PROBLEM DETAILS
Take the data that follows and retype it word for word.

DATA EXTRACT
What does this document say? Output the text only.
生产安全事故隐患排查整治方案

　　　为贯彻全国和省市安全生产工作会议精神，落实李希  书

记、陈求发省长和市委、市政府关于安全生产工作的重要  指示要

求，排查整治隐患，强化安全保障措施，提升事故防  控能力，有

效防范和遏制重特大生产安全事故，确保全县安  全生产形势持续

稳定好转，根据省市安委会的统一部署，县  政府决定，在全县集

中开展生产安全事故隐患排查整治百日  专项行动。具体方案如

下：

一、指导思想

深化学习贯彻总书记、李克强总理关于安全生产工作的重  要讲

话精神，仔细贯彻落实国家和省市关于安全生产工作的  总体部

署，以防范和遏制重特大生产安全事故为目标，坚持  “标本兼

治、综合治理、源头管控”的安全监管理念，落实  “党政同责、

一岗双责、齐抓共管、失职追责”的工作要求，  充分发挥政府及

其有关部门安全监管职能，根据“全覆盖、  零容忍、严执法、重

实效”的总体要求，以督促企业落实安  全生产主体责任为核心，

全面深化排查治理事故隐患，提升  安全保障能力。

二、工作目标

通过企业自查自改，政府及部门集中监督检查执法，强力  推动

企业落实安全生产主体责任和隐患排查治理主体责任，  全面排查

SOLVED PROBLEM
What does this document say? Output the text only.
生产安全事故隐患排查整治方案

　　　为贯彻全国和省市安全生产工作会议精神，落实李希  书

记、陈求发省长和市委、市政府关于安全生产工作的重要  指示要

求，排查整治隐患，强化安全保障措施，提升事故防  控能力，有

效防范和遏制重特大生产安全事故，确保全县安  全生产形势持续

稳定好转，根据省市安委会的统一部署，县  政府决定，在全县集

中开展生产安全事故隐患排查整治百日  专项行动。具体方案如

下：

一、指导思想

深化学习贯彻总书记、李克强总理关于安全生产工作的重  要讲

话精神，仔细贯彻落实国家和省市关于安全生产工作的  总体部

署，以防范和遏制重特大生产安全事故为目标，坚持  “标本兼

治、综合治理、源头管控”的安全监管理念，落实  “党政同责、

一岗双责、齐抓共管、失职追责”的工作要求，  充分发挥政府及

其有关部门安全监管职能，根据“全覆盖、  零容忍、严执法、重

实效”的总体要求，以督促企业落实安  全生产主体责任为核心，

全面深化排查治理事故隐患，提升  安全保障能力。

二、工作目标

通过企业自查自改，政府及部门集中监督检查执法，强力  推动

企业落实安全生产主体责任和隐患排查治理主体责任，  全面排查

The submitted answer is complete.